━━ INPUT MATERIAL ━━

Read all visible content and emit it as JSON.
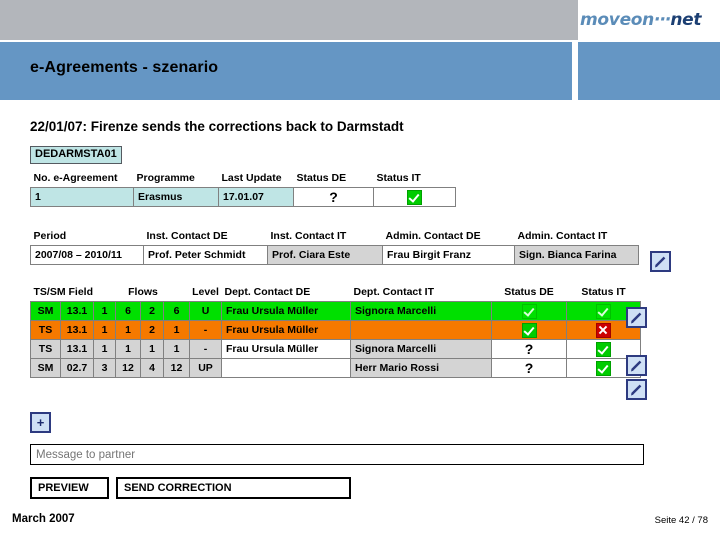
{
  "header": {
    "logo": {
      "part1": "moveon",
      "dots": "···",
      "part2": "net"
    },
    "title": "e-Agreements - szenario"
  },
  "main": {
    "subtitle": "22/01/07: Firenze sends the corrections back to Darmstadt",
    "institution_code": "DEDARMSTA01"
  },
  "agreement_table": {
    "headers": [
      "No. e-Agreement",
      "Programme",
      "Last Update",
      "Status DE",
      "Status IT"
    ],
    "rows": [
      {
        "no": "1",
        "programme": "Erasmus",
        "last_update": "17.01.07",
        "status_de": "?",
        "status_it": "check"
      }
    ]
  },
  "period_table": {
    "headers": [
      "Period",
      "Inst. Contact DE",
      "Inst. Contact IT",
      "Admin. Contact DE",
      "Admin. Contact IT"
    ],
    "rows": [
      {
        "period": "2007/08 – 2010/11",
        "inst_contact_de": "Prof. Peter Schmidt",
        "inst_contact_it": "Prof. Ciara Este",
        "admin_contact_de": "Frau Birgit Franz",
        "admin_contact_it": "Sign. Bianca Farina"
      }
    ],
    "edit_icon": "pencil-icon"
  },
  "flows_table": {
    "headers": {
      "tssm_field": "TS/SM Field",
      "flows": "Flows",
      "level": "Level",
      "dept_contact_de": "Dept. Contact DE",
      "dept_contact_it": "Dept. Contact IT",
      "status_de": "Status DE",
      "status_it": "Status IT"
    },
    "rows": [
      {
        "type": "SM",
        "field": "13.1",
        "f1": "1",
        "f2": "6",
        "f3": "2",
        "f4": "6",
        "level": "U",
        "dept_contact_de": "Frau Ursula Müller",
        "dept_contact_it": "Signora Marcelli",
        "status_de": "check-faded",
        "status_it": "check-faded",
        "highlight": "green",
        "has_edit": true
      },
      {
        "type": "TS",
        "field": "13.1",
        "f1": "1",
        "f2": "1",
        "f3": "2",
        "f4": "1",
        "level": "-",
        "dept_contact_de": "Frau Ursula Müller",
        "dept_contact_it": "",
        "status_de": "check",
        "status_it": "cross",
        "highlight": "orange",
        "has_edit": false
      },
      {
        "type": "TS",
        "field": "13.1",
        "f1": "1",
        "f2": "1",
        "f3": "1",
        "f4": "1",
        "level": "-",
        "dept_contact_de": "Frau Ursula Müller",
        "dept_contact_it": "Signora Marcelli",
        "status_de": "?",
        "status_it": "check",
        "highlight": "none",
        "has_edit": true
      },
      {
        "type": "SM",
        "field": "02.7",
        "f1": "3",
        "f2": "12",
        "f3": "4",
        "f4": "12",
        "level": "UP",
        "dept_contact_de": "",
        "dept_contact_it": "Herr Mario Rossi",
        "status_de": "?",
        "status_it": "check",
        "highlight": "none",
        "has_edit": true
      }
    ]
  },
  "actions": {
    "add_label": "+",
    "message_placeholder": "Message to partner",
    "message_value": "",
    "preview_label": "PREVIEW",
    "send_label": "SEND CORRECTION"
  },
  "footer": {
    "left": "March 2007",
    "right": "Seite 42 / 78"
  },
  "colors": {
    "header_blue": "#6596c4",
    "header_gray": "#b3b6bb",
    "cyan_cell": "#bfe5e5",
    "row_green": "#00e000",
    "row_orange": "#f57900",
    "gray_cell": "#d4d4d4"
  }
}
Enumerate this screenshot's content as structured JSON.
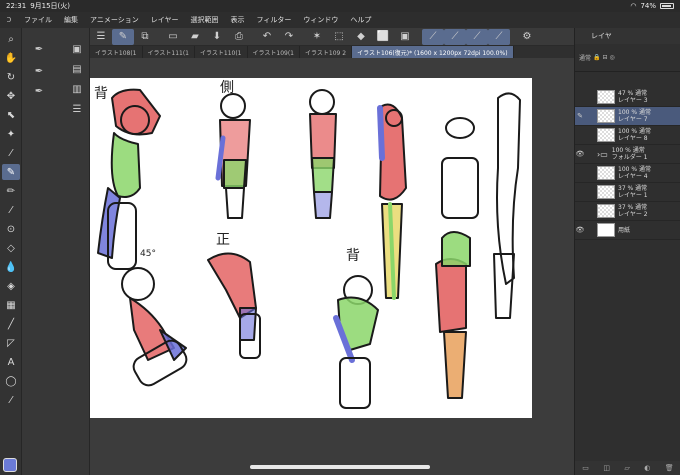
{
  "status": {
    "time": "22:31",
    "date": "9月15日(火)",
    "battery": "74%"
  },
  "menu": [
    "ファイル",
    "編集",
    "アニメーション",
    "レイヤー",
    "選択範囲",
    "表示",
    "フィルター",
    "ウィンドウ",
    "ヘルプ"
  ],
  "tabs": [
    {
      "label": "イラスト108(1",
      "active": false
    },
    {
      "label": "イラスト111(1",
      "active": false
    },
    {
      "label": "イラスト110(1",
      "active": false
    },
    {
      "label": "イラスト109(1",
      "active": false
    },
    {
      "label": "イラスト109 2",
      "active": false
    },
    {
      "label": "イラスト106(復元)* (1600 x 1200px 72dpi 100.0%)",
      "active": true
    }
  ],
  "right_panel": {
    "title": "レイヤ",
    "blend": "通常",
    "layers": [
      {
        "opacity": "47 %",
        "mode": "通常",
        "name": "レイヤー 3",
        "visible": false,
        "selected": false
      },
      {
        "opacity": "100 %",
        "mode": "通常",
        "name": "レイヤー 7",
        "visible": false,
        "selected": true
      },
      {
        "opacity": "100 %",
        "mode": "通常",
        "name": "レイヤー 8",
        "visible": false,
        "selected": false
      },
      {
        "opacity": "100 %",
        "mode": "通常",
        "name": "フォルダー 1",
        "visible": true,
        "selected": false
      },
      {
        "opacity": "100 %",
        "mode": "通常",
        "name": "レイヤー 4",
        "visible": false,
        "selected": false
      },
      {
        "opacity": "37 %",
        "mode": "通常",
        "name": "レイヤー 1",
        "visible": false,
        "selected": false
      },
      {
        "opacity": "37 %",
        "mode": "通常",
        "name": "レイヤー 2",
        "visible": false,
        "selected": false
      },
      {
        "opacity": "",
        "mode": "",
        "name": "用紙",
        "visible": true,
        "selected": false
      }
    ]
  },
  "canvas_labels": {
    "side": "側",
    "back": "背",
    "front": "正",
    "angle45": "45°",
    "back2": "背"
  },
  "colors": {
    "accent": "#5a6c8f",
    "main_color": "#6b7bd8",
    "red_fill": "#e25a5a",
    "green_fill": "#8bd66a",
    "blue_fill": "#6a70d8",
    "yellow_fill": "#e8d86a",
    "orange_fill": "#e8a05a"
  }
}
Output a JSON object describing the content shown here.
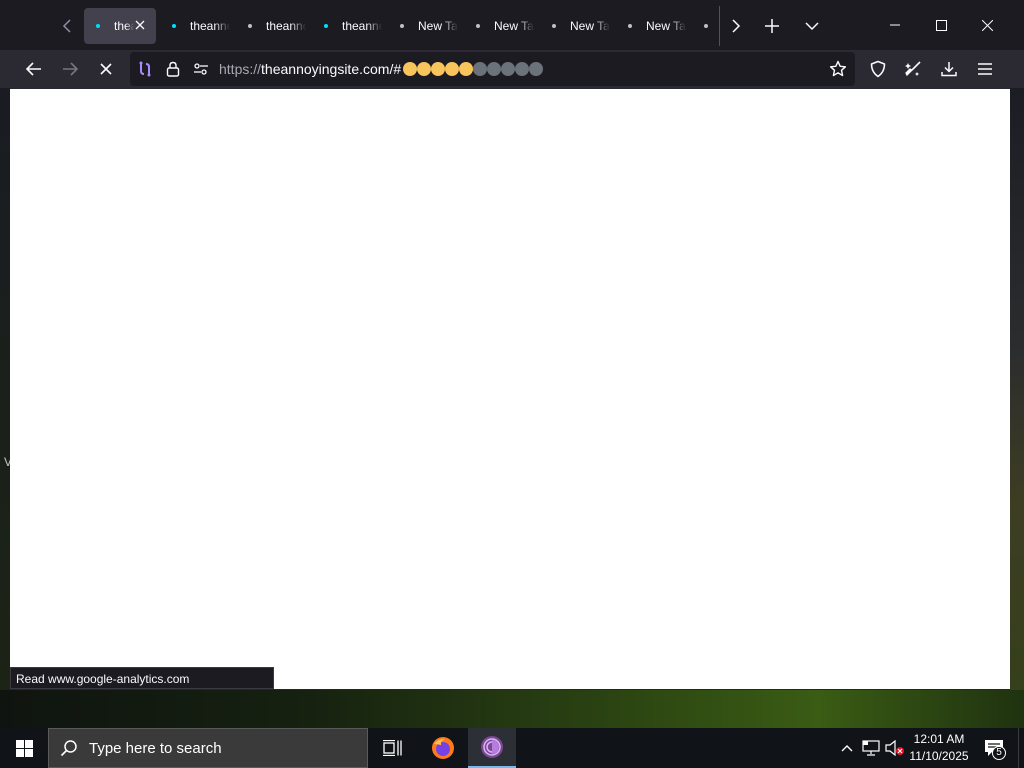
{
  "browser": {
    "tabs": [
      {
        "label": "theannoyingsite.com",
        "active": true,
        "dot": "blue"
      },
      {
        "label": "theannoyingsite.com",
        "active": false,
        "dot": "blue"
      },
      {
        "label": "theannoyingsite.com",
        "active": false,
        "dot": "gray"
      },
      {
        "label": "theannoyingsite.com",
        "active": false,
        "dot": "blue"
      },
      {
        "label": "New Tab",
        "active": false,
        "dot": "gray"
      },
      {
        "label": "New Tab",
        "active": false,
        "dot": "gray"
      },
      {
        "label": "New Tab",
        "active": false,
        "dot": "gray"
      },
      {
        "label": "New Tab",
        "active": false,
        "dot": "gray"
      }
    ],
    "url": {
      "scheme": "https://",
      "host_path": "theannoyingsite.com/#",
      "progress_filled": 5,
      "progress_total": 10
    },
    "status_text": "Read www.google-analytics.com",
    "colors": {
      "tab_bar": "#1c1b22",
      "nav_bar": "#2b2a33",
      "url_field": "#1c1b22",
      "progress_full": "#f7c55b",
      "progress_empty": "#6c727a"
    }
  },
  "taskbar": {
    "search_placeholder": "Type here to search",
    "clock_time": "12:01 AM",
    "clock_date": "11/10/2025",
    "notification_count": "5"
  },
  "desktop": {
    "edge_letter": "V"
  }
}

━━━

## WRITTEN PROBLEM
Extract the run of lines beginning with the line that holds "Output a JSON" and ending at the last line of the data, inclusive. Exclude any pictures from the copy.

## WRITTEN SOLUTION
Output a JSON object describing the content shown here.
{
  "browser": {
    "tabs": [
      {
        "label": "theannoyingsite.com",
        "active": true,
        "dot": "blue"
      },
      {
        "label": "theannoyingsite.com",
        "active": false,
        "dot": "blue"
      },
      {
        "label": "theannoyingsite.com",
        "active": false,
        "dot": "gray"
      },
      {
        "label": "theannoyingsite.com",
        "active": false,
        "dot": "blue"
      },
      {
        "label": "New Tab",
        "active": false,
        "dot": "gray"
      },
      {
        "label": "New Tab",
        "active": false,
        "dot": "gray"
      },
      {
        "label": "New Tab",
        "active": false,
        "dot": "gray"
      },
      {
        "label": "New Tab",
        "active": false,
        "dot": "gray"
      }
    ],
    "url": {
      "scheme": "https://",
      "host_path": "theannoyingsite.com/#",
      "progress_filled": 5,
      "progress_total": 10
    },
    "status_text": "Read www.google-analytics.com",
    "colors": {
      "tab_bar": "#1c1b22",
      "nav_bar": "#2b2a33",
      "url_field": "#1c1b22",
      "progress_full": "#f7c55b",
      "progress_empty": "#6c727a"
    }
  },
  "taskbar": {
    "search_placeholder": "Type here to search",
    "clock_time": "12:01 AM",
    "clock_date": "11/10/2025",
    "notification_count": "5"
  },
  "desktop": {
    "edge_letter": "V"
  }
}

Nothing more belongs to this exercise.